— Start —
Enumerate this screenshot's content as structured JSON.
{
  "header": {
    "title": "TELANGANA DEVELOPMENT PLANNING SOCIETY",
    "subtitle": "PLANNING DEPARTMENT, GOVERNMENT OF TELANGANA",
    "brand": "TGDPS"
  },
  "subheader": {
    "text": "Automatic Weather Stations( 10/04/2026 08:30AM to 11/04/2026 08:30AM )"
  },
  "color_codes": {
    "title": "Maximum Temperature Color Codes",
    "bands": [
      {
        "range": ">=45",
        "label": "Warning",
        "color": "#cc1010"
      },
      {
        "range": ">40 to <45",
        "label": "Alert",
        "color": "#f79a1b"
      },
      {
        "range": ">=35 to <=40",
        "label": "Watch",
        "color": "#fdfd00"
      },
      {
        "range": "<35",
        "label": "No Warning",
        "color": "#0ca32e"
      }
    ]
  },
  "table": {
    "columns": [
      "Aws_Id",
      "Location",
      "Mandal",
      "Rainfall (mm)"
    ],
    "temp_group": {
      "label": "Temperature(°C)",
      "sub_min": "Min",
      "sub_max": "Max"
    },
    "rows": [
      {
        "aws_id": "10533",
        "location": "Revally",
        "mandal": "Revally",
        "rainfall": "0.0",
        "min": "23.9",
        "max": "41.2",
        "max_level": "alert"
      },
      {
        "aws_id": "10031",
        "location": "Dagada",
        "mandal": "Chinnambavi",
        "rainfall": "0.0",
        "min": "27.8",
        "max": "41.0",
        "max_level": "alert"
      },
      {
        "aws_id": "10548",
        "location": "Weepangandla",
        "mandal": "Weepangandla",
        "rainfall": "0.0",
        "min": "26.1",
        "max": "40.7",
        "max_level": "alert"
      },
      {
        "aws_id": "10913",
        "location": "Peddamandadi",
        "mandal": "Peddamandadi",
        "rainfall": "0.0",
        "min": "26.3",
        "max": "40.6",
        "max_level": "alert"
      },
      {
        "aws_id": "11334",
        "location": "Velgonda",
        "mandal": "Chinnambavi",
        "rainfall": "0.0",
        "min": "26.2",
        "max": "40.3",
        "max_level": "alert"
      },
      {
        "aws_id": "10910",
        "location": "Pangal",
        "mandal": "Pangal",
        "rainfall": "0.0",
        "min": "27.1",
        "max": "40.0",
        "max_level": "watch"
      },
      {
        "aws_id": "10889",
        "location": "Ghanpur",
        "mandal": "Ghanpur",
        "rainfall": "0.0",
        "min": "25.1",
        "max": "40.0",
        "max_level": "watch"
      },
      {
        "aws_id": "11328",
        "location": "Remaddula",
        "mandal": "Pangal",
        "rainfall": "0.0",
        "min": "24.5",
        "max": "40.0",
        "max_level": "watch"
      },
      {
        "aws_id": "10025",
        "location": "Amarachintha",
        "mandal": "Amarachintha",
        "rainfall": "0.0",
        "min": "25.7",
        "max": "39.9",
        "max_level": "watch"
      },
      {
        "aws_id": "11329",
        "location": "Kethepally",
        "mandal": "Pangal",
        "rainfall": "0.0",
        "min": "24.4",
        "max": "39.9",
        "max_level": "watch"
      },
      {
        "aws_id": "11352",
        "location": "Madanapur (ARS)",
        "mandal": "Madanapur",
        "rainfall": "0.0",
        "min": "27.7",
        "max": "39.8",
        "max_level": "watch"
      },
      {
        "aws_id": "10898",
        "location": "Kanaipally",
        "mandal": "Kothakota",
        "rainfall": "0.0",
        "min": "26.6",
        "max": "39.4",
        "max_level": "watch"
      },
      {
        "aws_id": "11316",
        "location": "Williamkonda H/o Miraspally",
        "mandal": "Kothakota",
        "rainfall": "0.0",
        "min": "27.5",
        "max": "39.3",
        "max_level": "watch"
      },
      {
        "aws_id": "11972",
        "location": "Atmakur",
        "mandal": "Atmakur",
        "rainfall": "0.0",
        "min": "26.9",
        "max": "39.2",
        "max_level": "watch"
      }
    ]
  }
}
— End —
**What this task involves:** Repeat each record in full; every line must match exactly.

**Output of the exercise:**
Enumerate this screenshot's content as structured JSON.
{
  "header": {
    "title": "TELANGANA DEVELOPMENT PLANNING SOCIETY",
    "subtitle": "PLANNING DEPARTMENT, GOVERNMENT OF TELANGANA",
    "brand": "TGDPS"
  },
  "subheader": {
    "text": "Automatic Weather Stations( 10/04/2026 08:30AM to 11/04/2026 08:30AM )"
  },
  "color_codes": {
    "title": "Maximum Temperature Color Codes",
    "bands": [
      {
        "range": ">=45",
        "label": "Warning",
        "color": "#cc1010"
      },
      {
        "range": ">40 to <45",
        "label": "Alert",
        "color": "#f79a1b"
      },
      {
        "range": ">=35 to <=40",
        "label": "Watch",
        "color": "#fdfd00"
      },
      {
        "range": "<35",
        "label": "No Warning",
        "color": "#0ca32e"
      }
    ]
  },
  "table": {
    "columns": [
      "Aws_Id",
      "Location",
      "Mandal",
      "Rainfall (mm)"
    ],
    "temp_group": {
      "label": "Temperature(°C)",
      "sub_min": "Min",
      "sub_max": "Max"
    },
    "rows": [
      {
        "aws_id": "10533",
        "location": "Revally",
        "mandal": "Revally",
        "rainfall": "0.0",
        "min": "23.9",
        "max": "41.2",
        "max_level": "alert"
      },
      {
        "aws_id": "10031",
        "location": "Dagada",
        "mandal": "Chinnambavi",
        "rainfall": "0.0",
        "min": "27.8",
        "max": "41.0",
        "max_level": "alert"
      },
      {
        "aws_id": "10548",
        "location": "Weepangandla",
        "mandal": "Weepangandla",
        "rainfall": "0.0",
        "min": "26.1",
        "max": "40.7",
        "max_level": "alert"
      },
      {
        "aws_id": "10913",
        "location": "Peddamandadi",
        "mandal": "Peddamandadi",
        "rainfall": "0.0",
        "min": "26.3",
        "max": "40.6",
        "max_level": "alert"
      },
      {
        "aws_id": "11334",
        "location": "Velgonda",
        "mandal": "Chinnambavi",
        "rainfall": "0.0",
        "min": "26.2",
        "max": "40.3",
        "max_level": "alert"
      },
      {
        "aws_id": "10910",
        "location": "Pangal",
        "mandal": "Pangal",
        "rainfall": "0.0",
        "min": "27.1",
        "max": "40.0",
        "max_level": "watch"
      },
      {
        "aws_id": "10889",
        "location": "Ghanpur",
        "mandal": "Ghanpur",
        "rainfall": "0.0",
        "min": "25.1",
        "max": "40.0",
        "max_level": "watch"
      },
      {
        "aws_id": "11328",
        "location": "Remaddula",
        "mandal": "Pangal",
        "rainfall": "0.0",
        "min": "24.5",
        "max": "40.0",
        "max_level": "watch"
      },
      {
        "aws_id": "10025",
        "location": "Amarachintha",
        "mandal": "Amarachintha",
        "rainfall": "0.0",
        "min": "25.7",
        "max": "39.9",
        "max_level": "watch"
      },
      {
        "aws_id": "11329",
        "location": "Kethepally",
        "mandal": "Pangal",
        "rainfall": "0.0",
        "min": "24.4",
        "max": "39.9",
        "max_level": "watch"
      },
      {
        "aws_id": "11352",
        "location": "Madanapur (ARS)",
        "mandal": "Madanapur",
        "rainfall": "0.0",
        "min": "27.7",
        "max": "39.8",
        "max_level": "watch"
      },
      {
        "aws_id": "10898",
        "location": "Kanaipally",
        "mandal": "Kothakota",
        "rainfall": "0.0",
        "min": "26.6",
        "max": "39.4",
        "max_level": "watch"
      },
      {
        "aws_id": "11316",
        "location": "Williamkonda H/o Miraspally",
        "mandal": "Kothakota",
        "rainfall": "0.0",
        "min": "27.5",
        "max": "39.3",
        "max_level": "watch"
      },
      {
        "aws_id": "11972",
        "location": "Atmakur",
        "mandal": "Atmakur",
        "rainfall": "0.0",
        "min": "26.9",
        "max": "39.2",
        "max_level": "watch"
      }
    ]
  }
}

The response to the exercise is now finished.